**EXERCISE TASK:** Copy all records verbatim.

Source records
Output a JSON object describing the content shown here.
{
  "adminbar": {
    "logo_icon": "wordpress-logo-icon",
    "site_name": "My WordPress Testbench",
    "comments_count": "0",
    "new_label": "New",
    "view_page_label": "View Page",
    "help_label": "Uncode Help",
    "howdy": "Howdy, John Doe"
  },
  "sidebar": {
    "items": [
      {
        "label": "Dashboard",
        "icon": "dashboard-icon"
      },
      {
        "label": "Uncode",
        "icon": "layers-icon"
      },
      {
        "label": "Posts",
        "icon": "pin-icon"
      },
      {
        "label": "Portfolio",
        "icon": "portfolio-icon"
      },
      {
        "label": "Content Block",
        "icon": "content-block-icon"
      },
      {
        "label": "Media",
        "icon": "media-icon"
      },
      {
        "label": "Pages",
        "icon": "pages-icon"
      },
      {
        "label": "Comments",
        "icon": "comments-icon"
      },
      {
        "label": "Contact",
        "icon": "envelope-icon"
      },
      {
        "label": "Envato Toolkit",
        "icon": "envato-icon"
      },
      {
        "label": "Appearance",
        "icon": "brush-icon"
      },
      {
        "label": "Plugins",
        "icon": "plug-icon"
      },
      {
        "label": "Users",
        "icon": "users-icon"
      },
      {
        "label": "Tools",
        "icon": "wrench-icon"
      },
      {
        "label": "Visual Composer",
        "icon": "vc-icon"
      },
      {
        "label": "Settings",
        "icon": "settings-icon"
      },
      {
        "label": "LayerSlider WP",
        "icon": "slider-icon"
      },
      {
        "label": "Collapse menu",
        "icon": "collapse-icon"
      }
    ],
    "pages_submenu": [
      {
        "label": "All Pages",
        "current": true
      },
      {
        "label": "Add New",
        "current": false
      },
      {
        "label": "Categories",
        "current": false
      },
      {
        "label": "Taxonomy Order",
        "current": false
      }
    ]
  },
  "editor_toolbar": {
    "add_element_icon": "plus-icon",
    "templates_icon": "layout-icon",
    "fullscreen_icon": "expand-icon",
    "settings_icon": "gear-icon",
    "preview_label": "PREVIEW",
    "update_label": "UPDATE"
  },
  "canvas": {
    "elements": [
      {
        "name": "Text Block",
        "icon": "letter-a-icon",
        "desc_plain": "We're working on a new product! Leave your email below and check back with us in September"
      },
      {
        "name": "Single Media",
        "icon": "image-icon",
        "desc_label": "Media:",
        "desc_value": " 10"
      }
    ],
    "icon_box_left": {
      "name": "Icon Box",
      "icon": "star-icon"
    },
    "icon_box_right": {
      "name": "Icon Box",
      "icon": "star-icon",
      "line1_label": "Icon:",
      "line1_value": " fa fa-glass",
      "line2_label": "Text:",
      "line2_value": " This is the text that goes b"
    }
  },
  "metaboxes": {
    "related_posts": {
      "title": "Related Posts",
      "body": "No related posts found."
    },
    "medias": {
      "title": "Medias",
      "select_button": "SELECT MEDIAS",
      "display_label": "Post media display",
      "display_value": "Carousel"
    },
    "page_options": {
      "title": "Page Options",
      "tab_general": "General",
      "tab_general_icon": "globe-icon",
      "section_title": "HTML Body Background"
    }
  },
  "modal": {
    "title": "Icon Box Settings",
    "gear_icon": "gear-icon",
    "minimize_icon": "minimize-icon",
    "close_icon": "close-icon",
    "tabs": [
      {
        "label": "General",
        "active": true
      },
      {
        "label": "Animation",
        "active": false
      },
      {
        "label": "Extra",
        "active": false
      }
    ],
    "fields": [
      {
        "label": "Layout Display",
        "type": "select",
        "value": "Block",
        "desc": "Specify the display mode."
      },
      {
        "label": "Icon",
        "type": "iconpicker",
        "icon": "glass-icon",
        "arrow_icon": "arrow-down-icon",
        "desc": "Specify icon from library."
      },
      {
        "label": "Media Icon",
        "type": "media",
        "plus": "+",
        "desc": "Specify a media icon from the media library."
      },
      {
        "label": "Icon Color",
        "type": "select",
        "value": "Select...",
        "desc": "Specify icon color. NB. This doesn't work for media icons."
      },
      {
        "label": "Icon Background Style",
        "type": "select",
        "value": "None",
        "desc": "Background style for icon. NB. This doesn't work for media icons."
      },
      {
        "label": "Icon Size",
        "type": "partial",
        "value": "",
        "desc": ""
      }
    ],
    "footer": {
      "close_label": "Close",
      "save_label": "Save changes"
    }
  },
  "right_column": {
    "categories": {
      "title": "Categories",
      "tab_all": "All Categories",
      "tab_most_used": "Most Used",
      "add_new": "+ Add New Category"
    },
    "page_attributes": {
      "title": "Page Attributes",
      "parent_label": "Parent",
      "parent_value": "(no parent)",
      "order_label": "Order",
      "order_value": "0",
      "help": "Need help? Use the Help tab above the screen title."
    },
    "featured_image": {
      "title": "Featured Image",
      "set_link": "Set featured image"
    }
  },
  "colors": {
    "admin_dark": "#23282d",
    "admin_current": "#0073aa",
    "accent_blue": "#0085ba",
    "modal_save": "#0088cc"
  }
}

**FULL ANSWER:**
Output a JSON object describing the content shown here.
{
  "adminbar": {
    "logo_icon": "wordpress-logo-icon",
    "site_name": "My WordPress Testbench",
    "comments_count": "0",
    "new_label": "New",
    "view_page_label": "View Page",
    "help_label": "Uncode Help",
    "howdy": "Howdy, John Doe"
  },
  "sidebar": {
    "items": [
      {
        "label": "Dashboard",
        "icon": "dashboard-icon"
      },
      {
        "label": "Uncode",
        "icon": "layers-icon"
      },
      {
        "label": "Posts",
        "icon": "pin-icon"
      },
      {
        "label": "Portfolio",
        "icon": "portfolio-icon"
      },
      {
        "label": "Content Block",
        "icon": "content-block-icon"
      },
      {
        "label": "Media",
        "icon": "media-icon"
      },
      {
        "label": "Pages",
        "icon": "pages-icon"
      },
      {
        "label": "Comments",
        "icon": "comments-icon"
      },
      {
        "label": "Contact",
        "icon": "envelope-icon"
      },
      {
        "label": "Envato Toolkit",
        "icon": "envato-icon"
      },
      {
        "label": "Appearance",
        "icon": "brush-icon"
      },
      {
        "label": "Plugins",
        "icon": "plug-icon"
      },
      {
        "label": "Users",
        "icon": "users-icon"
      },
      {
        "label": "Tools",
        "icon": "wrench-icon"
      },
      {
        "label": "Visual Composer",
        "icon": "vc-icon"
      },
      {
        "label": "Settings",
        "icon": "settings-icon"
      },
      {
        "label": "LayerSlider WP",
        "icon": "slider-icon"
      },
      {
        "label": "Collapse menu",
        "icon": "collapse-icon"
      }
    ],
    "pages_submenu": [
      {
        "label": "All Pages",
        "current": true
      },
      {
        "label": "Add New",
        "current": false
      },
      {
        "label": "Categories",
        "current": false
      },
      {
        "label": "Taxonomy Order",
        "current": false
      }
    ]
  },
  "editor_toolbar": {
    "add_element_icon": "plus-icon",
    "templates_icon": "layout-icon",
    "fullscreen_icon": "expand-icon",
    "settings_icon": "gear-icon",
    "preview_label": "PREVIEW",
    "update_label": "UPDATE"
  },
  "canvas": {
    "elements": [
      {
        "name": "Text Block",
        "icon": "letter-a-icon",
        "desc_plain": "We're working on a new product! Leave your email below and check back with us in September"
      },
      {
        "name": "Single Media",
        "icon": "image-icon",
        "desc_label": "Media:",
        "desc_value": " 10"
      }
    ],
    "icon_box_left": {
      "name": "Icon Box",
      "icon": "star-icon"
    },
    "icon_box_right": {
      "name": "Icon Box",
      "icon": "star-icon",
      "line1_label": "Icon:",
      "line1_value": " fa fa-glass",
      "line2_label": "Text:",
      "line2_value": " This is the text that goes b"
    }
  },
  "metaboxes": {
    "related_posts": {
      "title": "Related Posts",
      "body": "No related posts found."
    },
    "medias": {
      "title": "Medias",
      "select_button": "SELECT MEDIAS",
      "display_label": "Post media display",
      "display_value": "Carousel"
    },
    "page_options": {
      "title": "Page Options",
      "tab_general": "General",
      "tab_general_icon": "globe-icon",
      "section_title": "HTML Body Background"
    }
  },
  "modal": {
    "title": "Icon Box Settings",
    "gear_icon": "gear-icon",
    "minimize_icon": "minimize-icon",
    "close_icon": "close-icon",
    "tabs": [
      {
        "label": "General",
        "active": true
      },
      {
        "label": "Animation",
        "active": false
      },
      {
        "label": "Extra",
        "active": false
      }
    ],
    "fields": [
      {
        "label": "Layout Display",
        "type": "select",
        "value": "Block",
        "desc": "Specify the display mode."
      },
      {
        "label": "Icon",
        "type": "iconpicker",
        "icon": "glass-icon",
        "arrow_icon": "arrow-down-icon",
        "desc": "Specify icon from library."
      },
      {
        "label": "Media Icon",
        "type": "media",
        "plus": "+",
        "desc": "Specify a media icon from the media library."
      },
      {
        "label": "Icon Color",
        "type": "select",
        "value": "Select...",
        "desc": "Specify icon color. NB. This doesn't work for media icons."
      },
      {
        "label": "Icon Background Style",
        "type": "select",
        "value": "None",
        "desc": "Background style for icon. NB. This doesn't work for media icons."
      },
      {
        "label": "Icon Size",
        "type": "partial",
        "value": "",
        "desc": ""
      }
    ],
    "footer": {
      "close_label": "Close",
      "save_label": "Save changes"
    }
  },
  "right_column": {
    "categories": {
      "title": "Categories",
      "tab_all": "All Categories",
      "tab_most_used": "Most Used",
      "add_new": "+ Add New Category"
    },
    "page_attributes": {
      "title": "Page Attributes",
      "parent_label": "Parent",
      "parent_value": "(no parent)",
      "order_label": "Order",
      "order_value": "0",
      "help": "Need help? Use the Help tab above the screen title."
    },
    "featured_image": {
      "title": "Featured Image",
      "set_link": "Set featured image"
    }
  },
  "colors": {
    "admin_dark": "#23282d",
    "admin_current": "#0073aa",
    "accent_blue": "#0085ba",
    "modal_save": "#0088cc"
  }
}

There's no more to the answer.